• WRITTEN EXERCISE
Check each line below for the word "งานมาแล", and copy those that have it.

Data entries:
|---|

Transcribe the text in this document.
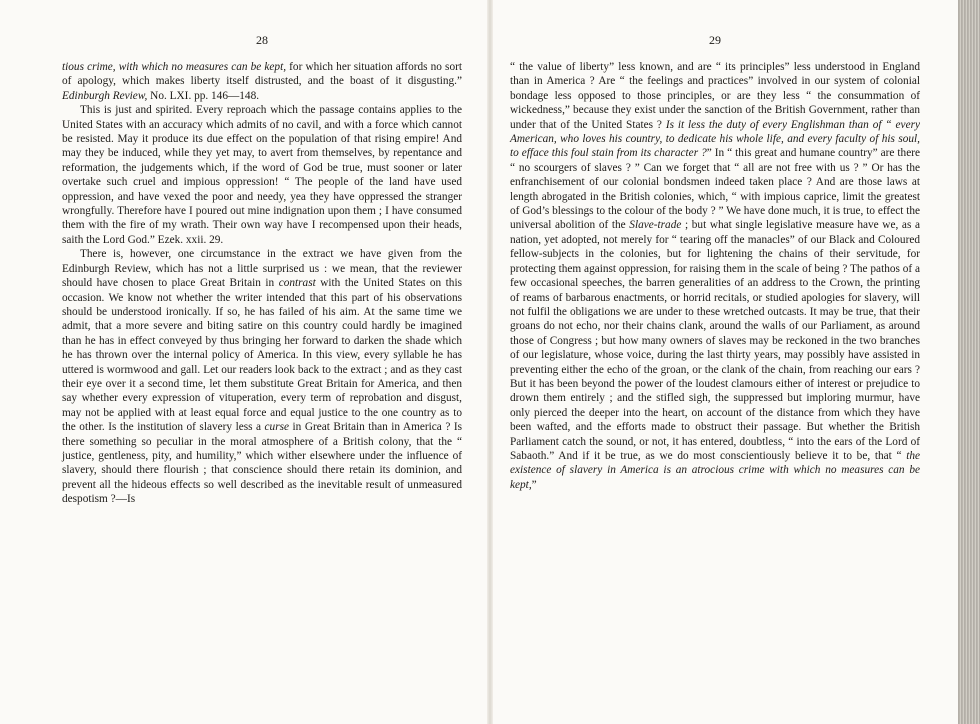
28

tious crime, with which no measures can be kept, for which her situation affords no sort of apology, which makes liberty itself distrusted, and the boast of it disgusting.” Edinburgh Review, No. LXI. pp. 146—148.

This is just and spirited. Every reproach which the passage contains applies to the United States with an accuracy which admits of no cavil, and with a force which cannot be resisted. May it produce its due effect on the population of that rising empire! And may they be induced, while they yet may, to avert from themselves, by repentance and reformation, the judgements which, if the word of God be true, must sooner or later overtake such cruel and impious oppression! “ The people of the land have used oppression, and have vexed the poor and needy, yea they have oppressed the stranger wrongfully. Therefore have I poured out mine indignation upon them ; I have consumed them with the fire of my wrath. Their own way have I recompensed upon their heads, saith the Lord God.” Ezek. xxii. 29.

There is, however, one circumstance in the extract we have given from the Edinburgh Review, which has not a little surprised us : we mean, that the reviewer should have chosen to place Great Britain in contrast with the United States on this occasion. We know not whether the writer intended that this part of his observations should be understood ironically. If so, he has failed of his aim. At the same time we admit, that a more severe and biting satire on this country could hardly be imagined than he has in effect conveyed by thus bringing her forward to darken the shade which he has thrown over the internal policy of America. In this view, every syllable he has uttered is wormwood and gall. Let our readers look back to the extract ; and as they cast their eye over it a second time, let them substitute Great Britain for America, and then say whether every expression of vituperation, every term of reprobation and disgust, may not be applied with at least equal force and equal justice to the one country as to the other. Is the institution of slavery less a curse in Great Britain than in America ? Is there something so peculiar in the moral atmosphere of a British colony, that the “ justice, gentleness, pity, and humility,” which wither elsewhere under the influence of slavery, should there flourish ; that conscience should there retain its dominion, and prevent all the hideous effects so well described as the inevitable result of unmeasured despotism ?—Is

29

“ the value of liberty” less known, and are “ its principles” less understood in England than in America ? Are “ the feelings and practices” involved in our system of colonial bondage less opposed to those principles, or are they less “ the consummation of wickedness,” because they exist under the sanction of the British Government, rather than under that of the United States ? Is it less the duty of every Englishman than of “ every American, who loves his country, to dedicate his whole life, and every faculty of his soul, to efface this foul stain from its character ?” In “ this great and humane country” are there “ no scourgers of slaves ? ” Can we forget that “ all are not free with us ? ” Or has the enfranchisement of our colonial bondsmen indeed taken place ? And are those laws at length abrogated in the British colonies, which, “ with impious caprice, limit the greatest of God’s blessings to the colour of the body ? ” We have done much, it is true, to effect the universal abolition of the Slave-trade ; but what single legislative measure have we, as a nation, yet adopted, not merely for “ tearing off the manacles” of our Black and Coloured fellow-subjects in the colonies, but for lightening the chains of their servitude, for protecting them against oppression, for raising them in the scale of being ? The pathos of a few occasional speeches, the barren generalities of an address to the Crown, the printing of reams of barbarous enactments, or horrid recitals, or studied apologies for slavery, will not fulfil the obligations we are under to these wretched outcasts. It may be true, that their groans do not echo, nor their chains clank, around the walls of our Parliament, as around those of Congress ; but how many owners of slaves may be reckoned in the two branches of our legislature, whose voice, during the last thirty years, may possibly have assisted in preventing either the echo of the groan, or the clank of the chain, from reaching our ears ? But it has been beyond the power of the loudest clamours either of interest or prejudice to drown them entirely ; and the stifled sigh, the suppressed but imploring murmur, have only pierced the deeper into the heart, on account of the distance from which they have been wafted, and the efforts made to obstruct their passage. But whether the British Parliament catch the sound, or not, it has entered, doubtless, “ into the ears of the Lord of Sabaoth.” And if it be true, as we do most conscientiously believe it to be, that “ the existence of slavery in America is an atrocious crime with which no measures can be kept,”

|---|

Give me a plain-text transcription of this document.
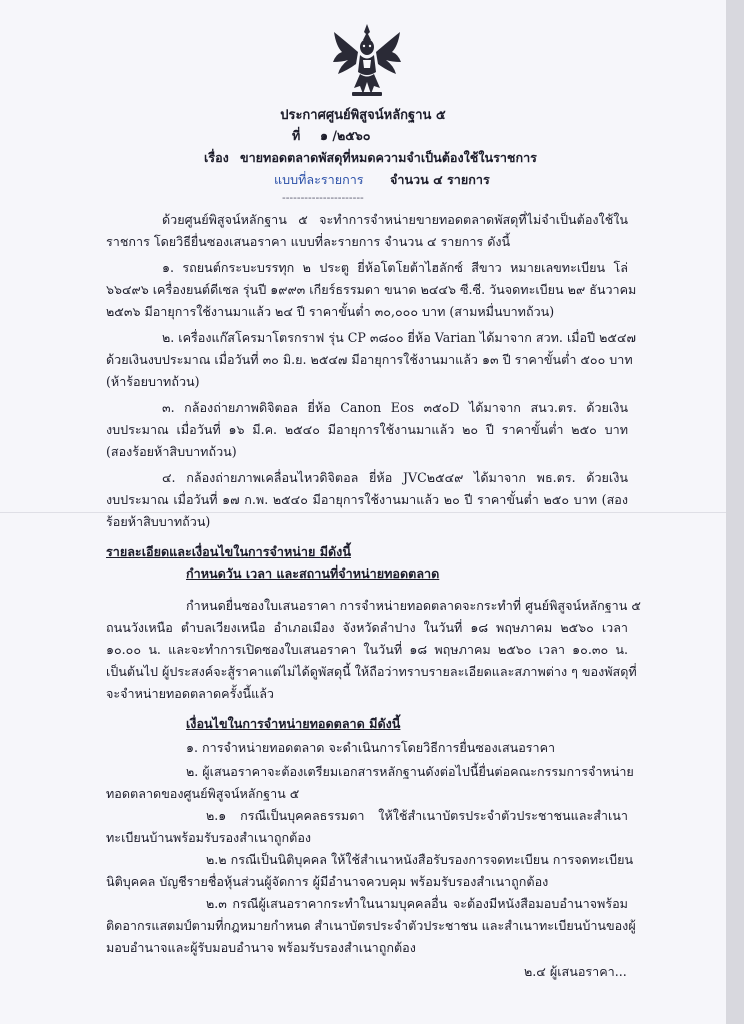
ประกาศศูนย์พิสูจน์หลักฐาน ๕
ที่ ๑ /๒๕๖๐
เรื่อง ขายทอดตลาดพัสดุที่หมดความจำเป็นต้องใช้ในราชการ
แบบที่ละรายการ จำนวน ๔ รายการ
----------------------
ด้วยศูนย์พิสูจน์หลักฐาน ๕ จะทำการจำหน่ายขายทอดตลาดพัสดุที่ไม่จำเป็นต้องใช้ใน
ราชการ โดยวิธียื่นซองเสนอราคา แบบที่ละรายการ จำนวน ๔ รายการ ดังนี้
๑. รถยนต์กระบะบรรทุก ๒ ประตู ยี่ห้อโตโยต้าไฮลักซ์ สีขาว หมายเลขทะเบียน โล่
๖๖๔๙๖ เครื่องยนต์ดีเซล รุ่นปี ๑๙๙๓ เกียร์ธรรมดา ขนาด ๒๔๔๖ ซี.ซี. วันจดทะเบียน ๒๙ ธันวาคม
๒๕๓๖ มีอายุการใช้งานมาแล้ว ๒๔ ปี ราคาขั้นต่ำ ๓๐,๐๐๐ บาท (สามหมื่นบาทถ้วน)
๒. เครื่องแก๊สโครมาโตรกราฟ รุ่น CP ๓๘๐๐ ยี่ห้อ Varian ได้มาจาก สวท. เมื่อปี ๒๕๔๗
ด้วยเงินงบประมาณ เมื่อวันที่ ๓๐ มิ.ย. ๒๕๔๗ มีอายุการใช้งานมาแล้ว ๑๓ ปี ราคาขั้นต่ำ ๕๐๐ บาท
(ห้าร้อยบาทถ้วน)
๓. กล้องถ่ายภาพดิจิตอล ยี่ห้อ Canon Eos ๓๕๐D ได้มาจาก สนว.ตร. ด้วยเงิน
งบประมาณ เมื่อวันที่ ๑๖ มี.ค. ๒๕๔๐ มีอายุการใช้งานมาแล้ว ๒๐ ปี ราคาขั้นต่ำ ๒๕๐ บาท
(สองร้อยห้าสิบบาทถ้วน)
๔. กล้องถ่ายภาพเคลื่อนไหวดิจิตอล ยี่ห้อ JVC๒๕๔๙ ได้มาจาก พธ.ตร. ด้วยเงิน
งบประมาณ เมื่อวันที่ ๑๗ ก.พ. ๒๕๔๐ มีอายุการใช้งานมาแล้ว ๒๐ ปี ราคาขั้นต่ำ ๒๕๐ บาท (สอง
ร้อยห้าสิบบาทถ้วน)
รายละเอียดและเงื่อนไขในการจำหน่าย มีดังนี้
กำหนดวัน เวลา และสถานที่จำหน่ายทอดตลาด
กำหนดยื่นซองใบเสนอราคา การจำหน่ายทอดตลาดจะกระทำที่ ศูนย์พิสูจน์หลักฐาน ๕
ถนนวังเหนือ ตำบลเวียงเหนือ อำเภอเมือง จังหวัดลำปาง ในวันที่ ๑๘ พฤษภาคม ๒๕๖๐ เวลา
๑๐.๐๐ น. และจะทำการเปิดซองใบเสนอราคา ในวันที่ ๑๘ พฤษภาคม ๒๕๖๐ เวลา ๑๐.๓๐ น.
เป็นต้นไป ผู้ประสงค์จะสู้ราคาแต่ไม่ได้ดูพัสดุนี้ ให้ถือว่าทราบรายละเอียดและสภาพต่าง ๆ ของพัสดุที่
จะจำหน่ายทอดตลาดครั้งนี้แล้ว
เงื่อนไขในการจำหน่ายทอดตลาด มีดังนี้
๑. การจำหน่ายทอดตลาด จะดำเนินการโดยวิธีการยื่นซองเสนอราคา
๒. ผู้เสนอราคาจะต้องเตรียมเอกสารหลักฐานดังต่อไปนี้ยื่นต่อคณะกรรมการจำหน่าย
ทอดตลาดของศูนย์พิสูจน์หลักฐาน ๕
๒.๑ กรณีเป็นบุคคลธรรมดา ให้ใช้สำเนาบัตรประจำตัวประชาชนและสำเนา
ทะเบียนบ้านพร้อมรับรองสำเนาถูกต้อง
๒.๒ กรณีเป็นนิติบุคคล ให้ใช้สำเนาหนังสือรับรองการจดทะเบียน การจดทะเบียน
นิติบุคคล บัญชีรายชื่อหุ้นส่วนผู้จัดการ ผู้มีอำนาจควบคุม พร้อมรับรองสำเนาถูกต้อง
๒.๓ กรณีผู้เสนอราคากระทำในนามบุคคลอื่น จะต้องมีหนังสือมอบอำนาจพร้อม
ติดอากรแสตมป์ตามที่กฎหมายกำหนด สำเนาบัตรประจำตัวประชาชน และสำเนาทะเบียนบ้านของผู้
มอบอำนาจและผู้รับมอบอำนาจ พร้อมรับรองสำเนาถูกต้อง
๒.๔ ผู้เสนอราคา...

|---|

• EXERCISE OUTPUT
๒๕๓๖ มีอายุการใช้งานมาแล้ว ๒๔ ปี ราคาขั้นต่ำ ๓๐,๐๐๐ บาท (สามหมื่นบาทถ้วน)
ด้วยเงินงบประมาณ เมื่อวันที่ ๓๐ มิ.ย. ๒๕๔๗ มีอายุการใช้งานมาแล้ว ๑๓ ปี ราคาขั้นต่ำ ๕๐๐ บาท
งบประมาณ เมื่อวันที่ ๑๖ มี.ค. ๒๕๔๐ มีอายุการใช้งานมาแล้ว ๒๐ ปี ราคาขั้นต่ำ ๒๕๐ บาท
งบประมาณ เมื่อวันที่ ๑๗ ก.พ. ๒๕๔๐ มีอายุการใช้งานมาแล้ว ๒๐ ปี ราคาขั้นต่ำ ๒๕๐ บาท (สอง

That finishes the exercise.